- PROBLEM TO SOLVE -
Copy every line of the records below that holds the word "JSON".

# Start of DATA FOR THIS EXERCISE

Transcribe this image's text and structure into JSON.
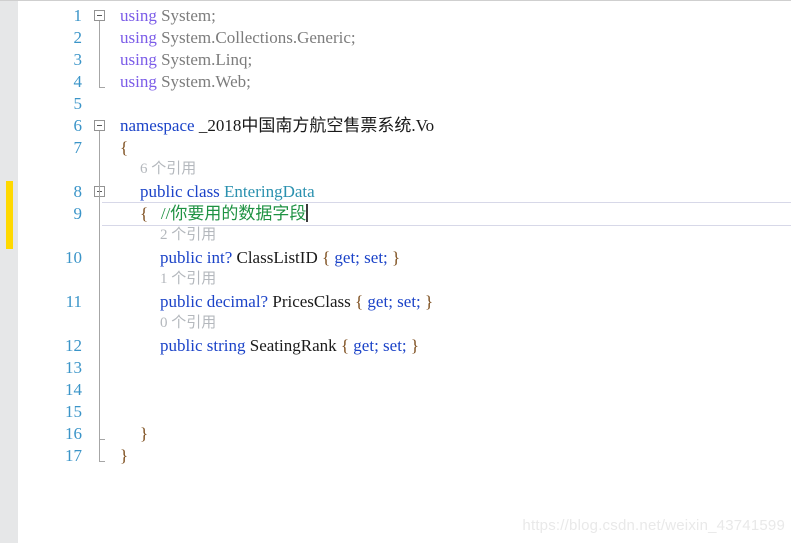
{
  "editor": {
    "app": "Visual Studio Code Editor",
    "language": "C#",
    "caret_line": 9,
    "colors": {
      "background": "#ffffff",
      "line_number": "#3a94c8",
      "change_bar_unsaved": "#ffd900",
      "keyword": "#1b43c8",
      "using_keyword": "#7b5ce8",
      "type_name": "#2b91af",
      "comment": "#1f9243",
      "codelens": "#b4b8bd",
      "indicator_margin": "#e6e7e8",
      "current_line_highlight": "#eceef7"
    }
  },
  "lines": [
    {
      "n": "1",
      "fold": "open",
      "indent": 0,
      "tokens": [
        {
          "t": "using",
          "c": "kw"
        },
        {
          "t": " ",
          "c": "punc"
        },
        {
          "t": "System;",
          "c": "ns"
        }
      ]
    },
    {
      "n": "2",
      "fold": "none",
      "indent": 0,
      "tokens": [
        {
          "t": "using",
          "c": "kw"
        },
        {
          "t": " ",
          "c": "punc"
        },
        {
          "t": "System.Collections.Generic;",
          "c": "ns"
        }
      ]
    },
    {
      "n": "3",
      "fold": "none",
      "indent": 0,
      "tokens": [
        {
          "t": "using",
          "c": "kw"
        },
        {
          "t": " ",
          "c": "punc"
        },
        {
          "t": "System.Linq;",
          "c": "ns"
        }
      ]
    },
    {
      "n": "4",
      "fold": "none",
      "indent": 0,
      "tokens": [
        {
          "t": "using",
          "c": "kw"
        },
        {
          "t": " ",
          "c": "punc"
        },
        {
          "t": "System.Web;",
          "c": "ns"
        }
      ]
    },
    {
      "n": "5",
      "fold": "none",
      "indent": 0,
      "tokens": []
    },
    {
      "n": "6",
      "fold": "open",
      "indent": 0,
      "tokens": [
        {
          "t": "namespace",
          "c": "nsname"
        },
        {
          "t": " ",
          "c": "punc"
        },
        {
          "t": "_2018中国南方航空售票系统.Vo",
          "c": "ident"
        }
      ]
    },
    {
      "n": "7",
      "fold": "none",
      "indent": 0,
      "tokens": [
        {
          "t": "{",
          "c": "brace"
        }
      ]
    },
    {
      "n": "8",
      "fold": "open",
      "indent": 1,
      "tokens": [
        {
          "t": "public",
          "c": "kw2"
        },
        {
          "t": " ",
          "c": "punc"
        },
        {
          "t": "class",
          "c": "kw2"
        },
        {
          "t": " ",
          "c": "punc"
        },
        {
          "t": "EnteringData",
          "c": "type"
        }
      ]
    },
    {
      "n": "9",
      "fold": "none",
      "indent": 1,
      "tokens": [
        {
          "t": "{",
          "c": "brace"
        },
        {
          "t": "   ",
          "c": "punc"
        },
        {
          "t": "//你要用的数据字段",
          "c": "cmt"
        }
      ],
      "caret": true
    },
    {
      "n": "10",
      "fold": "none",
      "indent": 2,
      "tokens": [
        {
          "t": "public",
          "c": "kw2"
        },
        {
          "t": " ",
          "c": "punc"
        },
        {
          "t": "int?",
          "c": "kw2"
        },
        {
          "t": " ",
          "c": "punc"
        },
        {
          "t": "ClassListID",
          "c": "ident"
        },
        {
          "t": " ",
          "c": "punc"
        },
        {
          "t": "{",
          "c": "brace"
        },
        {
          "t": " ",
          "c": "punc"
        },
        {
          "t": "get;",
          "c": "kw2"
        },
        {
          "t": " ",
          "c": "punc"
        },
        {
          "t": "set;",
          "c": "kw2"
        },
        {
          "t": " ",
          "c": "punc"
        },
        {
          "t": "}",
          "c": "brace"
        }
      ]
    },
    {
      "n": "11",
      "fold": "none",
      "indent": 2,
      "tokens": [
        {
          "t": "public",
          "c": "kw2"
        },
        {
          "t": " ",
          "c": "punc"
        },
        {
          "t": "decimal?",
          "c": "kw2"
        },
        {
          "t": " ",
          "c": "punc"
        },
        {
          "t": "PricesClass",
          "c": "ident"
        },
        {
          "t": " ",
          "c": "punc"
        },
        {
          "t": "{",
          "c": "brace"
        },
        {
          "t": " ",
          "c": "punc"
        },
        {
          "t": "get;",
          "c": "kw2"
        },
        {
          "t": " ",
          "c": "punc"
        },
        {
          "t": "set;",
          "c": "kw2"
        },
        {
          "t": " ",
          "c": "punc"
        },
        {
          "t": "}",
          "c": "brace"
        }
      ]
    },
    {
      "n": "12",
      "fold": "none",
      "indent": 2,
      "tokens": [
        {
          "t": "public",
          "c": "kw2"
        },
        {
          "t": " ",
          "c": "punc"
        },
        {
          "t": "string",
          "c": "kw2"
        },
        {
          "t": " ",
          "c": "punc"
        },
        {
          "t": "SeatingRank",
          "c": "ident"
        },
        {
          "t": " ",
          "c": "punc"
        },
        {
          "t": "{",
          "c": "brace"
        },
        {
          "t": " ",
          "c": "punc"
        },
        {
          "t": "get;",
          "c": "kw2"
        },
        {
          "t": " ",
          "c": "punc"
        },
        {
          "t": "set;",
          "c": "kw2"
        },
        {
          "t": " ",
          "c": "punc"
        },
        {
          "t": "}",
          "c": "brace"
        }
      ]
    },
    {
      "n": "13",
      "fold": "none",
      "indent": 0,
      "tokens": []
    },
    {
      "n": "14",
      "fold": "none",
      "indent": 0,
      "tokens": []
    },
    {
      "n": "15",
      "fold": "none",
      "indent": 0,
      "tokens": []
    },
    {
      "n": "16",
      "fold": "none",
      "indent": 1,
      "tokens": [
        {
          "t": "}",
          "c": "brace"
        }
      ]
    },
    {
      "n": "17",
      "fold": "none",
      "indent": 0,
      "tokens": [
        {
          "t": "}",
          "c": "brace"
        }
      ]
    }
  ],
  "codelens": [
    {
      "label": "6 个引用",
      "for_line": "8",
      "indent": 1
    },
    {
      "label": "2 个引用",
      "for_line": "10",
      "indent": 2
    },
    {
      "label": "1 个引用",
      "for_line": "11",
      "indent": 2
    },
    {
      "label": "0 个引用",
      "for_line": "12",
      "indent": 2
    }
  ],
  "watermark": {
    "text": "https://blog.csdn.net/weixin_43741599"
  }
}
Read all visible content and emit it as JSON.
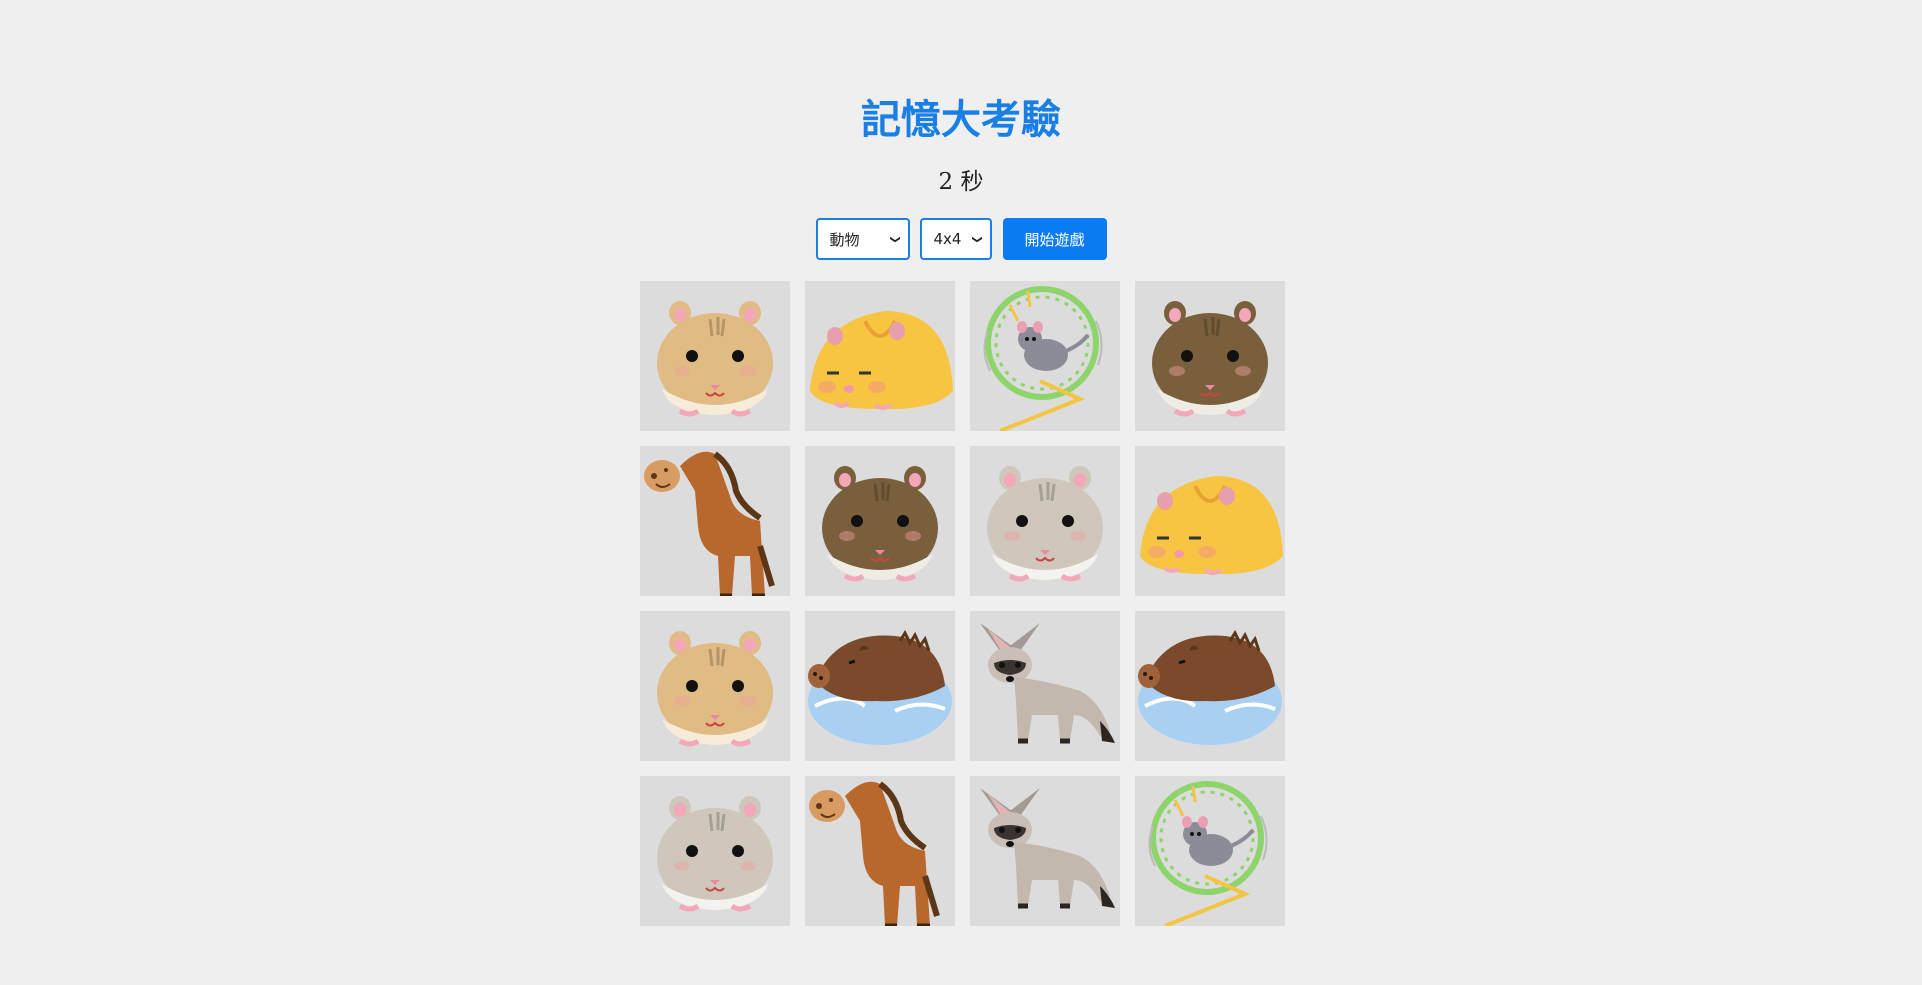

# End of DATA FOR THIS EXERCISE

- THE RESULT -
Transcribe this image's text and structure into JSON.
Read all visible content and emit it as JSON.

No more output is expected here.